* [Given information]:
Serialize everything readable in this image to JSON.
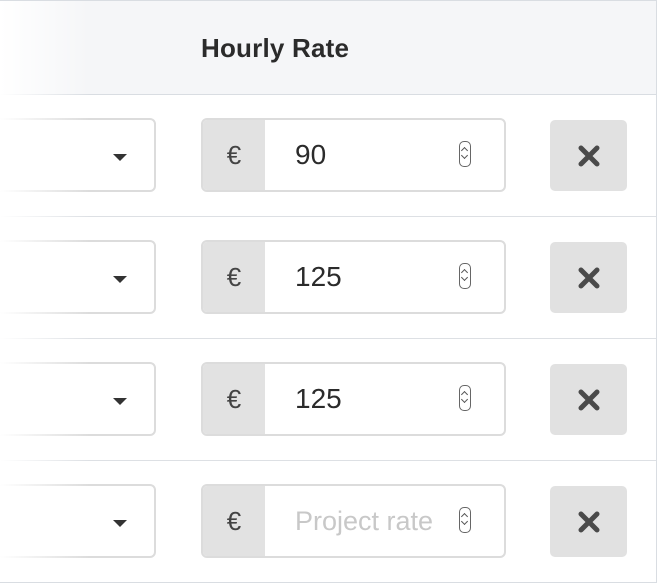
{
  "header": {
    "column_title": "Hourly Rate"
  },
  "rows": [
    {
      "currency": "€",
      "rate": "90",
      "rate_placeholder": "Project rate"
    },
    {
      "currency": "€",
      "rate": "125",
      "rate_placeholder": "Project rate"
    },
    {
      "currency": "€",
      "rate": "125",
      "rate_placeholder": "Project rate"
    },
    {
      "currency": "€",
      "rate": "",
      "rate_placeholder": "Project rate"
    }
  ],
  "icons": {
    "select_caret": "chevron-down-icon",
    "spinner": "spinner-icon",
    "remove": "close-icon"
  },
  "colors": {
    "header_background": "#f5f6f8",
    "addon_background": "#e2e2e2",
    "remove_button_background": "#e1e1e1",
    "placeholder_text": "#c8c8c8"
  }
}
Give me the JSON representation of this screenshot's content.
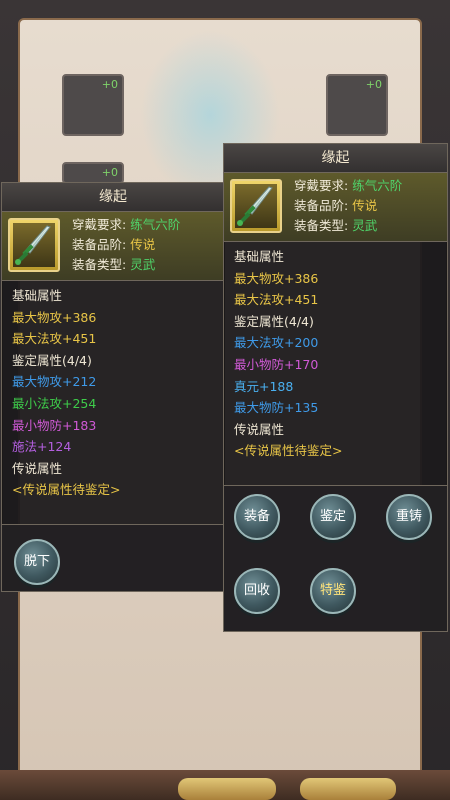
{
  "background": {
    "slot_bonus": [
      "+0",
      "+0",
      "+0"
    ],
    "left_edge_text": "",
    "bottom_progress": ""
  },
  "left_panel": {
    "title": "缘起",
    "requirements": {
      "wear_label": "穿戴要求:",
      "wear_value": "练气六阶",
      "grade_label": "装备品阶:",
      "grade_value": "传说",
      "type_label": "装备类型:",
      "type_value": "灵武"
    },
    "stats": [
      {
        "text": "基础属性",
        "color": "white"
      },
      {
        "text": "最大物攻+386",
        "color": "yellow"
      },
      {
        "text": "最大法攻+451",
        "color": "yellow"
      },
      {
        "text": "鉴定属性(4/4)",
        "color": "white"
      },
      {
        "text": "最大物攻+212",
        "color": "blue"
      },
      {
        "text": "最小法攻+254",
        "color": "green"
      },
      {
        "text": "最小物防+183",
        "color": "pink"
      },
      {
        "text": "施法+124",
        "color": "purple"
      },
      {
        "text": "传说属性",
        "color": "white"
      },
      {
        "text": "<传说属性待鉴定>",
        "color": "yellow"
      }
    ],
    "buttons": {
      "unequip": "脱下"
    }
  },
  "right_panel": {
    "title": "缘起",
    "requirements": {
      "wear_label": "穿戴要求:",
      "wear_value": "练气六阶",
      "grade_label": "装备品阶:",
      "grade_value": "传说",
      "type_label": "装备类型:",
      "type_value": "灵武"
    },
    "stats": [
      {
        "text": "基础属性",
        "color": "white"
      },
      {
        "text": "最大物攻+386",
        "color": "yellow"
      },
      {
        "text": "最大法攻+451",
        "color": "yellow"
      },
      {
        "text": "鉴定属性(4/4)",
        "color": "white"
      },
      {
        "text": "最大法攻+200",
        "color": "blue"
      },
      {
        "text": "最小物防+170",
        "color": "pink"
      },
      {
        "text": "真元+188",
        "color": "cyan"
      },
      {
        "text": "最大物防+135",
        "color": "blue"
      },
      {
        "text": "传说属性",
        "color": "white"
      },
      {
        "text": "<传说属性待鉴定>",
        "color": "yellow"
      }
    ],
    "buttons": {
      "equip": "装备",
      "appraise": "鉴定",
      "reforge": "重铸",
      "recycle": "回收",
      "special_appraise": "特鉴"
    }
  }
}
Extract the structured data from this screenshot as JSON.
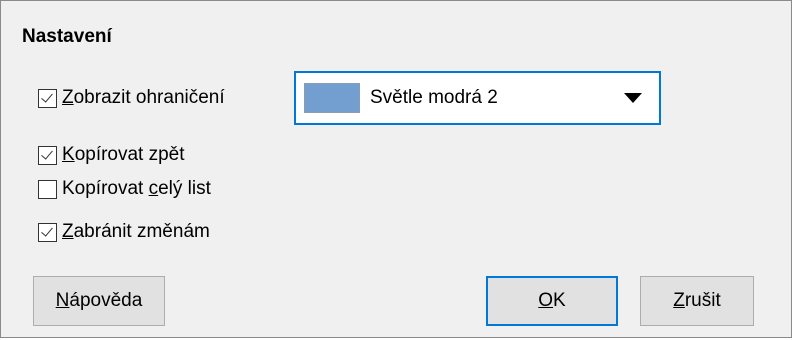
{
  "dialog": {
    "section_title": "Nastavení"
  },
  "options": {
    "show_border": {
      "label_mnemonic": "Z",
      "label_rest": "obrazit ohraničení",
      "checked": true
    },
    "copy_back": {
      "label_mnemonic": "K",
      "label_rest": "opírovat zpět",
      "checked": true
    },
    "copy_sheet": {
      "label_before": "Kopírovat ",
      "label_mnemonic": "c",
      "label_rest": "elý list",
      "checked": false
    },
    "prevent_changes": {
      "label_mnemonic": "Z",
      "label_rest": "abránit změnám",
      "checked": true
    }
  },
  "color_select": {
    "value": "Světle modrá 2",
    "swatch_color": "#729fcf",
    "icon": "dropdown-arrow-icon"
  },
  "buttons": {
    "help": {
      "mnemonic": "N",
      "rest": "ápověda"
    },
    "ok": {
      "mnemonic": "O",
      "rest": "K"
    },
    "cancel": {
      "mnemonic": "Z",
      "rest": "rušit"
    }
  },
  "colors": {
    "dialog_bg": "#f0f0f0",
    "focus_accent": "#0078d7",
    "button_bg": "#e1e1e1"
  }
}
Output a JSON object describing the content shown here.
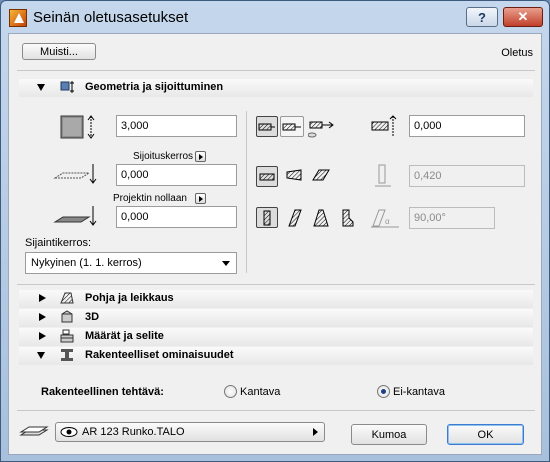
{
  "window": {
    "title": "Seinän oletusasetukset"
  },
  "header": {
    "memory_button": "Muisti...",
    "defaults_label": "Oletus"
  },
  "geometry": {
    "title": "Geometria ja sijoittuminen",
    "height_value": "3,000",
    "placement_layer_label": "Sijoituskerros",
    "offset_value": "0,000",
    "project_zero_label": "Projektin nollaan",
    "elevation_value": "0,000",
    "home_story_label": "Sijaintikerros:",
    "home_story_value": "Nykyinen (1. 1. kerros)",
    "thickness_value": "0,000",
    "slant_thickness_value": "0,420",
    "angle_value": "90,00°"
  },
  "sections": {
    "floor_plan": "Pohja ja leikkaus",
    "three_d": "3D",
    "listing": "Määrät ja selite",
    "structural": "Rakenteelliset ominaisuudet"
  },
  "structural": {
    "function_label": "Rakenteellinen tehtävä:",
    "option_load_bearing": "Kantava",
    "option_non_load_bearing": "Ei-kantava",
    "selected": "Ei-kantava"
  },
  "footer": {
    "layer_value": "AR 123 Runko.TALO",
    "cancel_button": "Kumoa",
    "ok_button": "OK"
  }
}
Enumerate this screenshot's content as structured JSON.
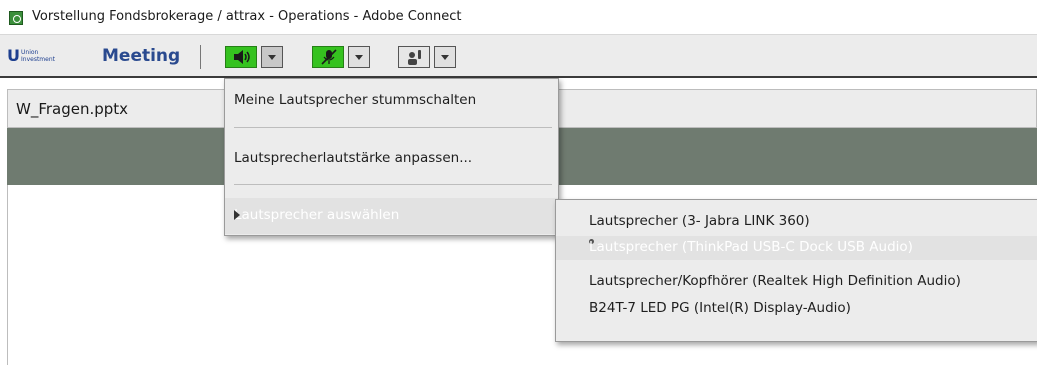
{
  "window": {
    "title": "Vorstellung Fondsbrokerage / attrax - Operations - Adobe Connect"
  },
  "toolbar": {
    "brand": "Union Investment",
    "meeting_label": "Meeting",
    "speaker_icon": "speaker-icon",
    "mic_icon": "microphone-muted-icon",
    "hand_icon": "raise-hand-icon"
  },
  "pod": {
    "title": "W_Fragen.pptx"
  },
  "speaker_menu": {
    "items": [
      {
        "label": "Meine Lautsprecher stummschalten"
      },
      {
        "label": "Lautsprecherlautstärke anpassen..."
      },
      {
        "label": "Lautsprecher auswählen"
      }
    ]
  },
  "speaker_submenu": {
    "items": [
      {
        "label": "Lautsprecher (3- Jabra LINK 360)"
      },
      {
        "label": "Lautsprecher (ThinkPad USB-C Dock USB Audio)",
        "selected": true
      },
      {
        "label": "Lautsprecher/Kopfhörer (Realtek High Definition Audio)"
      },
      {
        "label": "B24T-7 LED PG (Intel(R) Display-Audio)"
      }
    ]
  },
  "colors": {
    "accent_green": "#35c21f",
    "pod_bar": "#6f7b70",
    "brand_blue": "#1e3f8f"
  }
}
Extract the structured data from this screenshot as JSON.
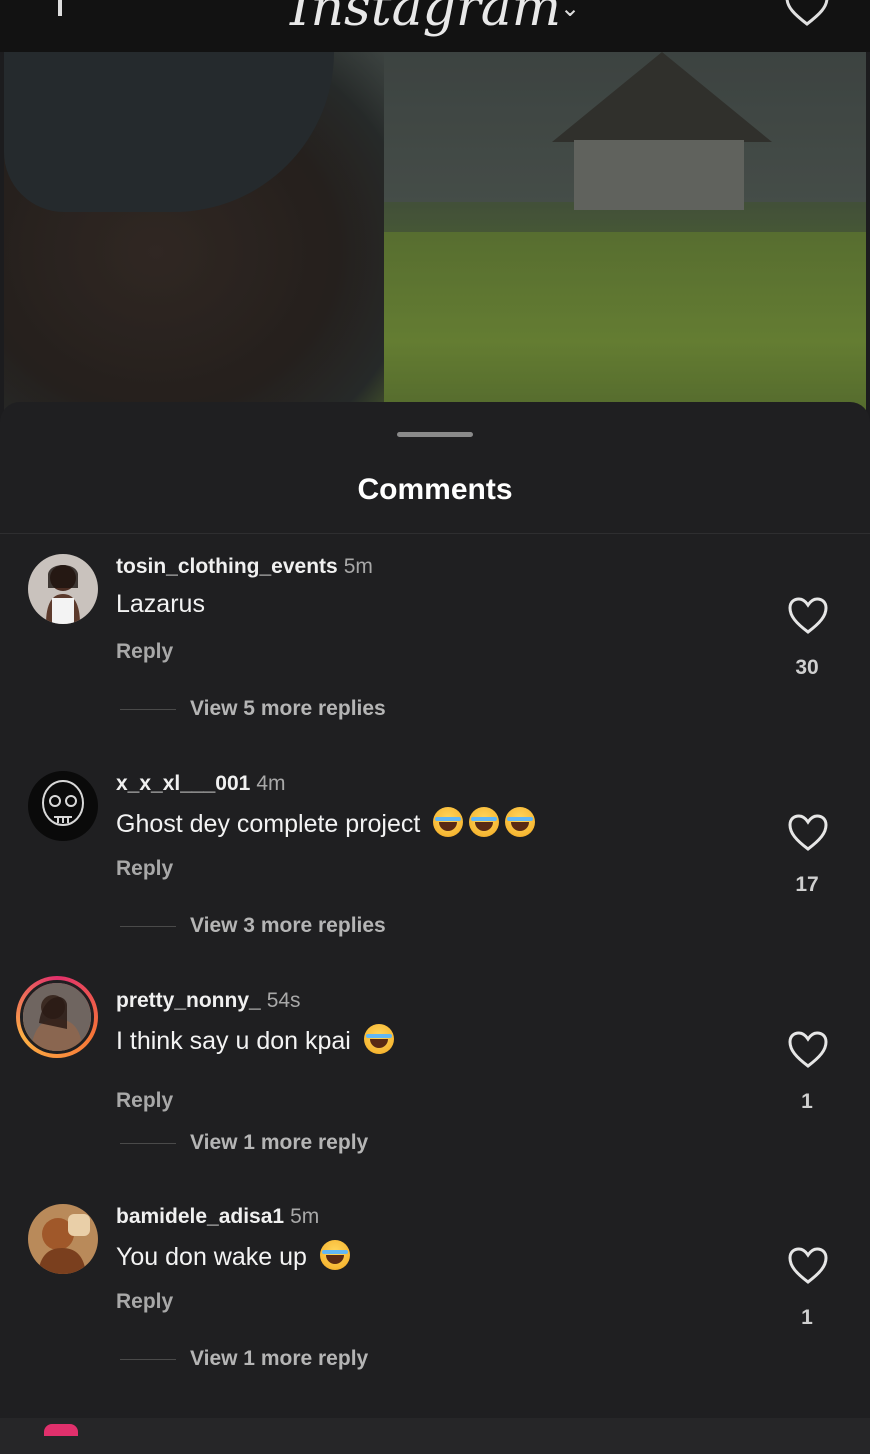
{
  "app": {
    "title": "Instagram"
  },
  "sheet": {
    "title": "Comments"
  },
  "comments": [
    {
      "username": "tosin_clothing_events",
      "time": "5m",
      "text": "Lazarus",
      "emojis": 0,
      "reply_label": "Reply",
      "likes": "30",
      "view_more": "View 5 more replies",
      "avatar_icon": "woman-white-top-avatar"
    },
    {
      "username": "x_x_xl___001",
      "time": "4m",
      "text": "Ghost dey complete project",
      "emojis": 3,
      "reply_label": "Reply",
      "likes": "17",
      "view_more": "View 3 more replies",
      "avatar_icon": "skull-avatar"
    },
    {
      "username": "pretty_nonny_",
      "time": "54s",
      "text": "I think say u don kpai",
      "emojis": 1,
      "reply_label": "Reply",
      "likes": "1",
      "view_more": "View 1 more reply",
      "avatar_icon": "story-ring-avatar"
    },
    {
      "username": "bamidele_adisa1",
      "time": "5m",
      "text": "You don wake up",
      "emojis": 1,
      "reply_label": "Reply",
      "likes": "1",
      "view_more": "View 1 more reply",
      "avatar_icon": "avatar"
    }
  ],
  "colors": {
    "background": "#1f1f21",
    "muted_text": "#a8a8a8",
    "story_ring": "#e1306c"
  }
}
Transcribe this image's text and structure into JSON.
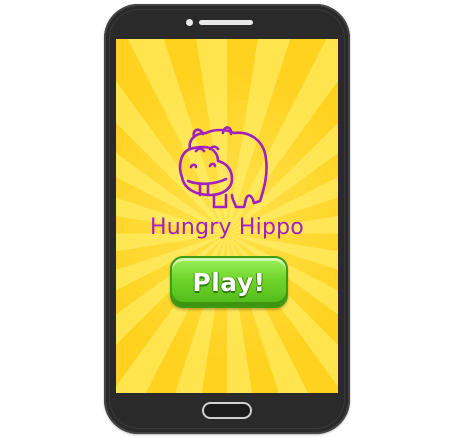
{
  "app": {
    "title": "Hungry Hippo",
    "logo_icon": "hippo-icon"
  },
  "actions": {
    "play_label": "Play!"
  },
  "colors": {
    "background": "#ffd21f",
    "title": "#a21fc0",
    "play_button": "#6fd42a",
    "phone_body": "#2a2a2a"
  }
}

* [Aim]: Search the records for the string "replies" and return every line in which it occurs.

* [Solution below]:
      "view_more": "View 5 more replies",
      "view_more": "View 3 more replies",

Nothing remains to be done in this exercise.